## What to do
Take all the material and copy it exactly.

## Records for this exercise
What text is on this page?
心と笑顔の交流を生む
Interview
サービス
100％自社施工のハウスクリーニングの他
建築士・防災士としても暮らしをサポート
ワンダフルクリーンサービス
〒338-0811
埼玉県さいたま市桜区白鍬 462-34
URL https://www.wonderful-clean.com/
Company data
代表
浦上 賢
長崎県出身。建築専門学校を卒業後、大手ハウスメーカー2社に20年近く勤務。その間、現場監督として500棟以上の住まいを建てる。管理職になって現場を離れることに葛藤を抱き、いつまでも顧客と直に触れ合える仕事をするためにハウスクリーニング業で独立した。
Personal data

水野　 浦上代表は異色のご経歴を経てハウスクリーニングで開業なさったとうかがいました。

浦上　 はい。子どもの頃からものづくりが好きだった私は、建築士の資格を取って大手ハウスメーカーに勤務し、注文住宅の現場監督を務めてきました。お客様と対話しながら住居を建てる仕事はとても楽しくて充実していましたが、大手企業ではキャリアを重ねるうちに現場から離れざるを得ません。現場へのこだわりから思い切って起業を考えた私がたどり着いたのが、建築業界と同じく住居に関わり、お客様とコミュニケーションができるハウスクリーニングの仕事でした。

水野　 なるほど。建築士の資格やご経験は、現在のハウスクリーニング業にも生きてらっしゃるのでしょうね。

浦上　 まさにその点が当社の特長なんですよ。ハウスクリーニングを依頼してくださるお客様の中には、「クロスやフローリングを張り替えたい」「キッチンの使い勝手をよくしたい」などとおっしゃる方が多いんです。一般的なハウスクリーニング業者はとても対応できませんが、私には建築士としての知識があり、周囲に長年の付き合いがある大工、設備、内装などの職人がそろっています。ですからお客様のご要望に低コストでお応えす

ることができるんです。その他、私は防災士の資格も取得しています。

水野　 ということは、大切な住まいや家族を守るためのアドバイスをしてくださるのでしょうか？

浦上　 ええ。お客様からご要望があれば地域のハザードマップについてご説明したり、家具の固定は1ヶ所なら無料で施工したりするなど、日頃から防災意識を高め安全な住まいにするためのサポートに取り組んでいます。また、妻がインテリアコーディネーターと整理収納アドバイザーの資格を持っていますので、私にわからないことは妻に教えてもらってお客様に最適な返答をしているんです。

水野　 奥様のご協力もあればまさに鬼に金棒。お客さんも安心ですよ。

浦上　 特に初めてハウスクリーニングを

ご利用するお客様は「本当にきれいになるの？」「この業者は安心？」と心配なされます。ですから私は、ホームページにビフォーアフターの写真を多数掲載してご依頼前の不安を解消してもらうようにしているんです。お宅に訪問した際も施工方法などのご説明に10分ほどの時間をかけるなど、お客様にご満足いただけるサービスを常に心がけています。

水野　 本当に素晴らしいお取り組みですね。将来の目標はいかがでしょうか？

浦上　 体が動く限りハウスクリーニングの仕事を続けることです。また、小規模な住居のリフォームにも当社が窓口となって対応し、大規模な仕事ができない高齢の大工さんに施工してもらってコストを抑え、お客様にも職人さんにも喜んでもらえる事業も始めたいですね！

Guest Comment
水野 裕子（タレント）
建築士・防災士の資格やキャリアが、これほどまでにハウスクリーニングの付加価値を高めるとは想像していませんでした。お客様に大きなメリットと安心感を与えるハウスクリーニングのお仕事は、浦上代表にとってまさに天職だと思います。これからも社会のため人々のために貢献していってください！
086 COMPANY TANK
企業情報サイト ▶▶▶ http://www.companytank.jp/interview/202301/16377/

## Result of the task
What text is on this page?
心と笑顔の交流を生む
Interview
サービス
100％自社施工のハウスクリーニングの他
建築士・防災士としても暮らしをサポート
ワンダフルクリーンサービス
〒338-0811
埼玉県さいたま市桜区白鍬 462-34
URL https://www.wonderful-clean.com/
Company data
代表
浦上 賢
長崎県出身。建築専門学校を卒業後、大手ハウスメーカー2社に20年近く勤務。その間、現場監督として500棟以上の住まいを建てる。管理職になって現場を離れることに葛藤を抱き、いつまでも顧客と直に触れ合える仕事をするためにハウスクリーニング業で独立した。
Personal data

水野　 浦上代表は異色のご経歴を経てハウスクリーニングで開業なさったとうかがいました。

浦上　 はい。子どもの頃からものづくりが好きだった私は、建築士の資格を取って大手ハウスメーカーに勤務し、注文住宅の現場監督を務めてきました。お客様と対話しながら住居を建てる仕事はとても楽しくて充実していましたが、大手企業ではキャリアを重ねるうちに現場から離れざるを得ません。現場へのこだわりから思い切って起業を考えた私がたどり着いたのが、建築業界と同じく住居に関わり、お客様とコミュニケーションができるハウスクリーニングの仕事でした。

水野　 なるほど。建築士の資格やご経験は、現在のハウスクリーニング業にも生きてらっしゃるのでしょうね。

浦上　 まさにその点が当社の特長なんですよ。ハウスクリーニングを依頼してくださるお客様の中には、「クロスやフローリングを張り替えたい」「キッチンの使い勝手をよくしたい」などとおっしゃる方が多いんです。一般的なハウスクリーニング業者はとても対応できませんが、私には建築士としての知識があり、周囲に長年の付き合いがある大工、設備、内装などの職人がそろっています。ですからお客様のご要望に低コストでお応えす

ることができるんです。その他、私は防災士の資格も取得しています。

水野　 ということは、大切な住まいや家族を守るためのアドバイスをしてくださるのでしょうか？

浦上　 ええ。お客様からご要望があれば地域のハザードマップについてご説明したり、家具の固定は1ヶ所なら無料で施工したりするなど、日頃から防災意識を高め安全な住まいにするためのサポートに取り組んでいます。また、妻がインテリアコーディネーターと整理収納アドバイザーの資格を持っていますので、私にわからないことは妻に教えてもらってお客様に最適な返答をしているんです。

水野　 奥様のご協力もあればまさに鬼に金棒。お客さんも安心ですよ。

浦上　 特に初めてハウスクリーニングを

ご利用するお客様は「本当にきれいになるの？」「この業者は安心？」と心配なされます。ですから私は、ホームページにビフォーアフターの写真を多数掲載してご依頼前の不安を解消してもらうようにしているんです。お宅に訪問した際も施工方法などのご説明に10分ほどの時間をかけるなど、お客様にご満足いただけるサービスを常に心がけています。

水野　 本当に素晴らしいお取り組みですね。将来の目標はいかがでしょうか？

浦上　 体が動く限りハウスクリーニングの仕事を続けることです。また、小規模な住居のリフォームにも当社が窓口となって対応し、大規模な仕事ができない高齢の大工さんに施工してもらってコストを抑え、お客様にも職人さんにも喜んでもらえる事業も始めたいですね！

Guest Comment
水野 裕子（タレント）
建築士・防災士の資格やキャリアが、これほどまでにハウスクリーニングの付加価値を高めるとは想像していませんでした。お客様に大きなメリットと安心感を与えるハウスクリーニングのお仕事は、浦上代表にとってまさに天職だと思います。これからも社会のため人々のために貢献していってください！
086 COMPANY TANK
企業情報サイト ▶▶▶ http://www.companytank.jp/interview/202301/16377/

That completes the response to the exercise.